Goal
Write the records below out again exactly as given, with no images.

☆ ☆ ☆ ☆ ☆

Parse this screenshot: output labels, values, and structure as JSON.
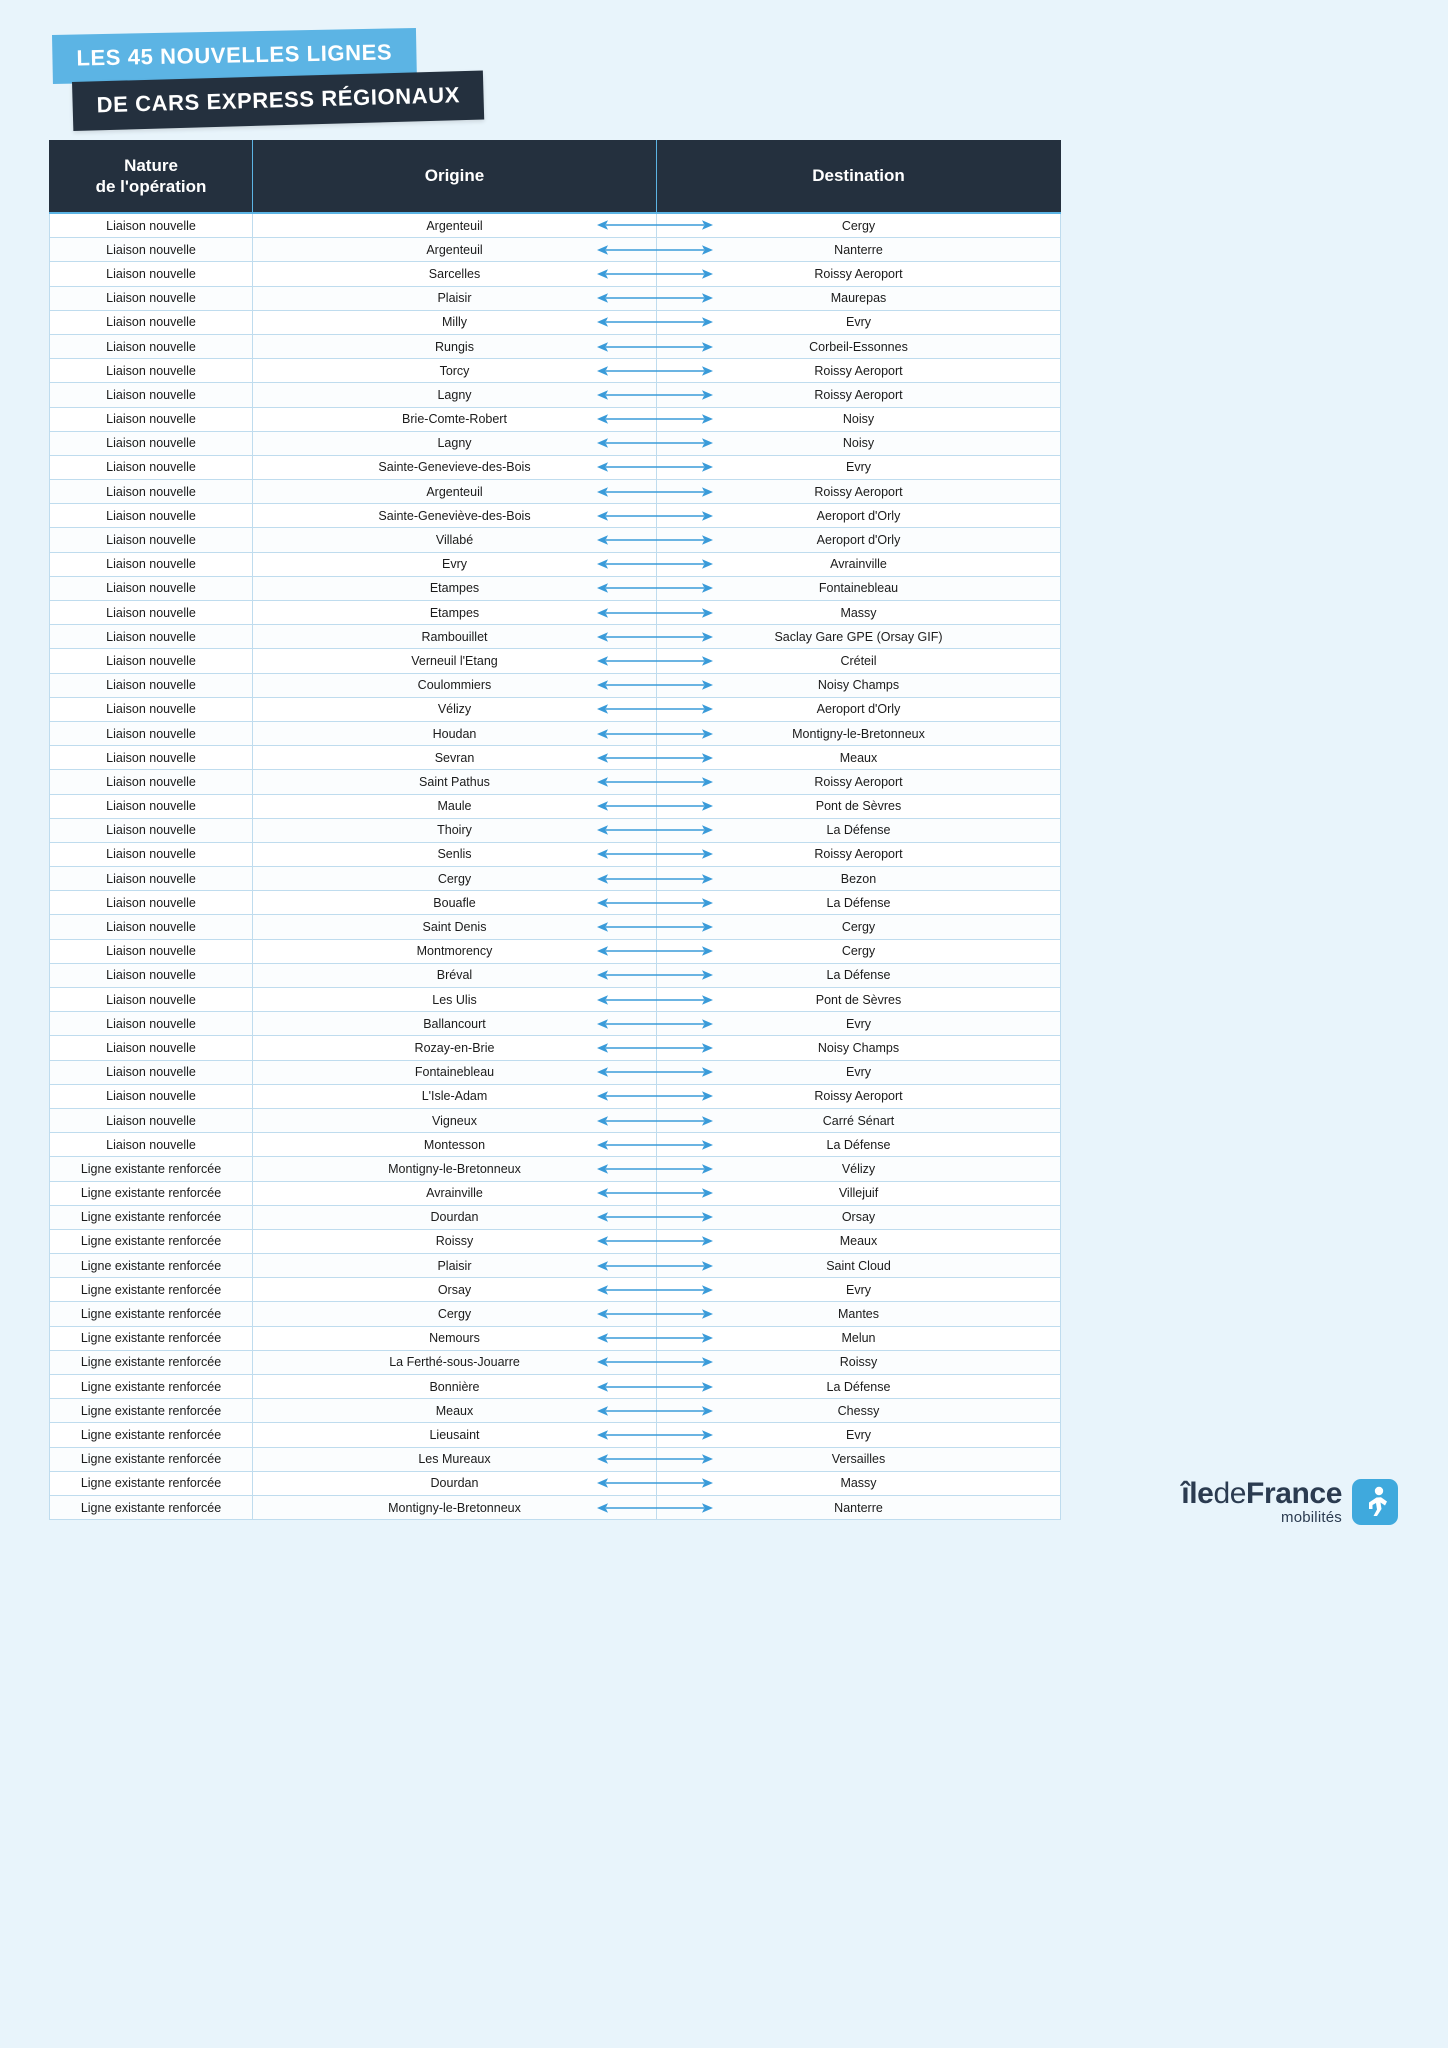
{
  "title": {
    "line1": "LES 45 NOUVELLES LIGNES",
    "line2": "DE CARS EXPRESS RÉGIONAUX"
  },
  "colors": {
    "page_background": "#e8f4fb",
    "header_dark": "#24303e",
    "accent_blue": "#5cb4e4",
    "arrow_blue": "#3a9bd9",
    "row_border": "#bfdcee"
  },
  "table": {
    "columns": [
      {
        "key": "nature",
        "label": "Nature\nde l'opération"
      },
      {
        "key": "origin",
        "label": "Origine"
      },
      {
        "key": "destination",
        "label": "Destination"
      }
    ],
    "header": {
      "nature_line1": "Nature",
      "nature_line2": "de l'opération",
      "origin": "Origine",
      "destination": "Destination"
    },
    "connector_icon": "double-headed-arrow",
    "rows": [
      {
        "nature": "Liaison nouvelle",
        "origin": "Argenteuil",
        "destination": "Cergy"
      },
      {
        "nature": "Liaison nouvelle",
        "origin": "Argenteuil",
        "destination": "Nanterre"
      },
      {
        "nature": "Liaison nouvelle",
        "origin": "Sarcelles",
        "destination": "Roissy Aeroport"
      },
      {
        "nature": "Liaison nouvelle",
        "origin": "Plaisir",
        "destination": "Maurepas"
      },
      {
        "nature": "Liaison nouvelle",
        "origin": "Milly",
        "destination": "Evry"
      },
      {
        "nature": "Liaison nouvelle",
        "origin": "Rungis",
        "destination": "Corbeil-Essonnes"
      },
      {
        "nature": "Liaison nouvelle",
        "origin": "Torcy",
        "destination": "Roissy Aeroport"
      },
      {
        "nature": "Liaison nouvelle",
        "origin": "Lagny",
        "destination": "Roissy Aeroport"
      },
      {
        "nature": "Liaison nouvelle",
        "origin": "Brie-Comte-Robert",
        "destination": "Noisy"
      },
      {
        "nature": "Liaison nouvelle",
        "origin": "Lagny",
        "destination": "Noisy"
      },
      {
        "nature": "Liaison nouvelle",
        "origin": "Sainte-Genevieve-des-Bois",
        "destination": "Evry"
      },
      {
        "nature": "Liaison nouvelle",
        "origin": "Argenteuil",
        "destination": "Roissy Aeroport"
      },
      {
        "nature": "Liaison nouvelle",
        "origin": "Sainte-Geneviève-des-Bois",
        "destination": "Aeroport d'Orly"
      },
      {
        "nature": "Liaison nouvelle",
        "origin": "Villabé",
        "destination": "Aeroport d'Orly"
      },
      {
        "nature": "Liaison nouvelle",
        "origin": "Evry",
        "destination": "Avrainville"
      },
      {
        "nature": "Liaison nouvelle",
        "origin": "Etampes",
        "destination": "Fontainebleau"
      },
      {
        "nature": "Liaison nouvelle",
        "origin": "Etampes",
        "destination": "Massy"
      },
      {
        "nature": "Liaison nouvelle",
        "origin": "Rambouillet",
        "destination": "Saclay Gare GPE (Orsay GIF)"
      },
      {
        "nature": "Liaison nouvelle",
        "origin": "Verneuil l'Etang",
        "destination": "Créteil"
      },
      {
        "nature": "Liaison nouvelle",
        "origin": "Coulommiers",
        "destination": "Noisy Champs"
      },
      {
        "nature": "Liaison nouvelle",
        "origin": "Vélizy",
        "destination": "Aeroport d'Orly"
      },
      {
        "nature": "Liaison nouvelle",
        "origin": "Houdan",
        "destination": "Montigny-le-Bretonneux"
      },
      {
        "nature": "Liaison nouvelle",
        "origin": "Sevran",
        "destination": "Meaux"
      },
      {
        "nature": "Liaison nouvelle",
        "origin": "Saint Pathus",
        "destination": "Roissy Aeroport"
      },
      {
        "nature": "Liaison nouvelle",
        "origin": "Maule",
        "destination": "Pont de Sèvres"
      },
      {
        "nature": "Liaison nouvelle",
        "origin": "Thoiry",
        "destination": "La Défense"
      },
      {
        "nature": "Liaison nouvelle",
        "origin": "Senlis",
        "destination": "Roissy Aeroport"
      },
      {
        "nature": "Liaison nouvelle",
        "origin": "Cergy",
        "destination": "Bezon"
      },
      {
        "nature": "Liaison nouvelle",
        "origin": "Bouafle",
        "destination": "La Défense"
      },
      {
        "nature": "Liaison nouvelle",
        "origin": "Saint Denis",
        "destination": "Cergy"
      },
      {
        "nature": "Liaison nouvelle",
        "origin": "Montmorency",
        "destination": "Cergy"
      },
      {
        "nature": "Liaison nouvelle",
        "origin": "Bréval",
        "destination": "La Défense"
      },
      {
        "nature": "Liaison nouvelle",
        "origin": "Les Ulis",
        "destination": "Pont de Sèvres"
      },
      {
        "nature": "Liaison nouvelle",
        "origin": "Ballancourt",
        "destination": "Evry"
      },
      {
        "nature": "Liaison nouvelle",
        "origin": "Rozay-en-Brie",
        "destination": "Noisy Champs"
      },
      {
        "nature": "Liaison nouvelle",
        "origin": "Fontainebleau",
        "destination": "Evry"
      },
      {
        "nature": "Liaison nouvelle",
        "origin": "L'Isle-Adam",
        "destination": "Roissy Aeroport"
      },
      {
        "nature": "Liaison nouvelle",
        "origin": "Vigneux",
        "destination": "Carré Sénart"
      },
      {
        "nature": "Liaison nouvelle",
        "origin": "Montesson",
        "destination": "La Défense"
      },
      {
        "nature": "Ligne existante renforcée",
        "origin": "Montigny-le-Bretonneux",
        "destination": "Vélizy"
      },
      {
        "nature": "Ligne existante renforcée",
        "origin": "Avrainville",
        "destination": "Villejuif"
      },
      {
        "nature": "Ligne existante renforcée",
        "origin": "Dourdan",
        "destination": "Orsay"
      },
      {
        "nature": "Ligne existante renforcée",
        "origin": "Roissy",
        "destination": "Meaux"
      },
      {
        "nature": "Ligne existante renforcée",
        "origin": "Plaisir",
        "destination": "Saint Cloud"
      },
      {
        "nature": "Ligne existante renforcée",
        "origin": "Orsay",
        "destination": "Evry"
      },
      {
        "nature": "Ligne existante renforcée",
        "origin": "Cergy",
        "destination": "Mantes"
      },
      {
        "nature": "Ligne existante renforcée",
        "origin": "Nemours",
        "destination": "Melun"
      },
      {
        "nature": "Ligne existante renforcée",
        "origin": "La  Ferthé-sous-Jouarre",
        "destination": "Roissy"
      },
      {
        "nature": "Ligne existante renforcée",
        "origin": "Bonnière",
        "destination": "La Défense"
      },
      {
        "nature": "Ligne existante renforcée",
        "origin": "Meaux",
        "destination": "Chessy"
      },
      {
        "nature": "Ligne existante renforcée",
        "origin": "Lieusaint",
        "destination": "Evry"
      },
      {
        "nature": "Ligne existante renforcée",
        "origin": "Les Mureaux",
        "destination": "Versailles"
      },
      {
        "nature": "Ligne existante renforcée",
        "origin": "Dourdan",
        "destination": "Massy"
      },
      {
        "nature": "Ligne existante renforcée",
        "origin": "Montigny-le-Bretonneux",
        "destination": "Nanterre"
      }
    ]
  },
  "logo": {
    "name_part1": "île",
    "name_part2": "de",
    "name_part3": "France",
    "subtitle": "mobilités",
    "mark": "running-person-icon"
  }
}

☆ ☆ ☆ ☆ ☆

Answer to the task
Parse this screenshot: output labels, values, and structure as JSON.
{
  "title": {
    "line1": "LES 45 NOUVELLES LIGNES",
    "line2": "DE CARS EXPRESS RÉGIONAUX"
  },
  "colors": {
    "page_background": "#e8f4fb",
    "header_dark": "#24303e",
    "accent_blue": "#5cb4e4",
    "arrow_blue": "#3a9bd9",
    "row_border": "#bfdcee"
  },
  "table": {
    "columns": [
      {
        "key": "nature",
        "label": "Nature\nde l'opération"
      },
      {
        "key": "origin",
        "label": "Origine"
      },
      {
        "key": "destination",
        "label": "Destination"
      }
    ],
    "header": {
      "nature_line1": "Nature",
      "nature_line2": "de l'opération",
      "origin": "Origine",
      "destination": "Destination"
    },
    "connector_icon": "double-headed-arrow",
    "rows": [
      {
        "nature": "Liaison nouvelle",
        "origin": "Argenteuil",
        "destination": "Cergy"
      },
      {
        "nature": "Liaison nouvelle",
        "origin": "Argenteuil",
        "destination": "Nanterre"
      },
      {
        "nature": "Liaison nouvelle",
        "origin": "Sarcelles",
        "destination": "Roissy Aeroport"
      },
      {
        "nature": "Liaison nouvelle",
        "origin": "Plaisir",
        "destination": "Maurepas"
      },
      {
        "nature": "Liaison nouvelle",
        "origin": "Milly",
        "destination": "Evry"
      },
      {
        "nature": "Liaison nouvelle",
        "origin": "Rungis",
        "destination": "Corbeil-Essonnes"
      },
      {
        "nature": "Liaison nouvelle",
        "origin": "Torcy",
        "destination": "Roissy Aeroport"
      },
      {
        "nature": "Liaison nouvelle",
        "origin": "Lagny",
        "destination": "Roissy Aeroport"
      },
      {
        "nature": "Liaison nouvelle",
        "origin": "Brie-Comte-Robert",
        "destination": "Noisy"
      },
      {
        "nature": "Liaison nouvelle",
        "origin": "Lagny",
        "destination": "Noisy"
      },
      {
        "nature": "Liaison nouvelle",
        "origin": "Sainte-Genevieve-des-Bois",
        "destination": "Evry"
      },
      {
        "nature": "Liaison nouvelle",
        "origin": "Argenteuil",
        "destination": "Roissy Aeroport"
      },
      {
        "nature": "Liaison nouvelle",
        "origin": "Sainte-Geneviève-des-Bois",
        "destination": "Aeroport d'Orly"
      },
      {
        "nature": "Liaison nouvelle",
        "origin": "Villabé",
        "destination": "Aeroport d'Orly"
      },
      {
        "nature": "Liaison nouvelle",
        "origin": "Evry",
        "destination": "Avrainville"
      },
      {
        "nature": "Liaison nouvelle",
        "origin": "Etampes",
        "destination": "Fontainebleau"
      },
      {
        "nature": "Liaison nouvelle",
        "origin": "Etampes",
        "destination": "Massy"
      },
      {
        "nature": "Liaison nouvelle",
        "origin": "Rambouillet",
        "destination": "Saclay Gare GPE (Orsay GIF)"
      },
      {
        "nature": "Liaison nouvelle",
        "origin": "Verneuil l'Etang",
        "destination": "Créteil"
      },
      {
        "nature": "Liaison nouvelle",
        "origin": "Coulommiers",
        "destination": "Noisy Champs"
      },
      {
        "nature": "Liaison nouvelle",
        "origin": "Vélizy",
        "destination": "Aeroport d'Orly"
      },
      {
        "nature": "Liaison nouvelle",
        "origin": "Houdan",
        "destination": "Montigny-le-Bretonneux"
      },
      {
        "nature": "Liaison nouvelle",
        "origin": "Sevran",
        "destination": "Meaux"
      },
      {
        "nature": "Liaison nouvelle",
        "origin": "Saint Pathus",
        "destination": "Roissy Aeroport"
      },
      {
        "nature": "Liaison nouvelle",
        "origin": "Maule",
        "destination": "Pont de Sèvres"
      },
      {
        "nature": "Liaison nouvelle",
        "origin": "Thoiry",
        "destination": "La Défense"
      },
      {
        "nature": "Liaison nouvelle",
        "origin": "Senlis",
        "destination": "Roissy Aeroport"
      },
      {
        "nature": "Liaison nouvelle",
        "origin": "Cergy",
        "destination": "Bezon"
      },
      {
        "nature": "Liaison nouvelle",
        "origin": "Bouafle",
        "destination": "La Défense"
      },
      {
        "nature": "Liaison nouvelle",
        "origin": "Saint Denis",
        "destination": "Cergy"
      },
      {
        "nature": "Liaison nouvelle",
        "origin": "Montmorency",
        "destination": "Cergy"
      },
      {
        "nature": "Liaison nouvelle",
        "origin": "Bréval",
        "destination": "La Défense"
      },
      {
        "nature": "Liaison nouvelle",
        "origin": "Les Ulis",
        "destination": "Pont de Sèvres"
      },
      {
        "nature": "Liaison nouvelle",
        "origin": "Ballancourt",
        "destination": "Evry"
      },
      {
        "nature": "Liaison nouvelle",
        "origin": "Rozay-en-Brie",
        "destination": "Noisy Champs"
      },
      {
        "nature": "Liaison nouvelle",
        "origin": "Fontainebleau",
        "destination": "Evry"
      },
      {
        "nature": "Liaison nouvelle",
        "origin": "L'Isle-Adam",
        "destination": "Roissy Aeroport"
      },
      {
        "nature": "Liaison nouvelle",
        "origin": "Vigneux",
        "destination": "Carré Sénart"
      },
      {
        "nature": "Liaison nouvelle",
        "origin": "Montesson",
        "destination": "La Défense"
      },
      {
        "nature": "Ligne existante renforcée",
        "origin": "Montigny-le-Bretonneux",
        "destination": "Vélizy"
      },
      {
        "nature": "Ligne existante renforcée",
        "origin": "Avrainville",
        "destination": "Villejuif"
      },
      {
        "nature": "Ligne existante renforcée",
        "origin": "Dourdan",
        "destination": "Orsay"
      },
      {
        "nature": "Ligne existante renforcée",
        "origin": "Roissy",
        "destination": "Meaux"
      },
      {
        "nature": "Ligne existante renforcée",
        "origin": "Plaisir",
        "destination": "Saint Cloud"
      },
      {
        "nature": "Ligne existante renforcée",
        "origin": "Orsay",
        "destination": "Evry"
      },
      {
        "nature": "Ligne existante renforcée",
        "origin": "Cergy",
        "destination": "Mantes"
      },
      {
        "nature": "Ligne existante renforcée",
        "origin": "Nemours",
        "destination": "Melun"
      },
      {
        "nature": "Ligne existante renforcée",
        "origin": "La  Ferthé-sous-Jouarre",
        "destination": "Roissy"
      },
      {
        "nature": "Ligne existante renforcée",
        "origin": "Bonnière",
        "destination": "La Défense"
      },
      {
        "nature": "Ligne existante renforcée",
        "origin": "Meaux",
        "destination": "Chessy"
      },
      {
        "nature": "Ligne existante renforcée",
        "origin": "Lieusaint",
        "destination": "Evry"
      },
      {
        "nature": "Ligne existante renforcée",
        "origin": "Les Mureaux",
        "destination": "Versailles"
      },
      {
        "nature": "Ligne existante renforcée",
        "origin": "Dourdan",
        "destination": "Massy"
      },
      {
        "nature": "Ligne existante renforcée",
        "origin": "Montigny-le-Bretonneux",
        "destination": "Nanterre"
      }
    ]
  },
  "logo": {
    "name_part1": "île",
    "name_part2": "de",
    "name_part3": "France",
    "subtitle": "mobilités",
    "mark": "running-person-icon"
  }
}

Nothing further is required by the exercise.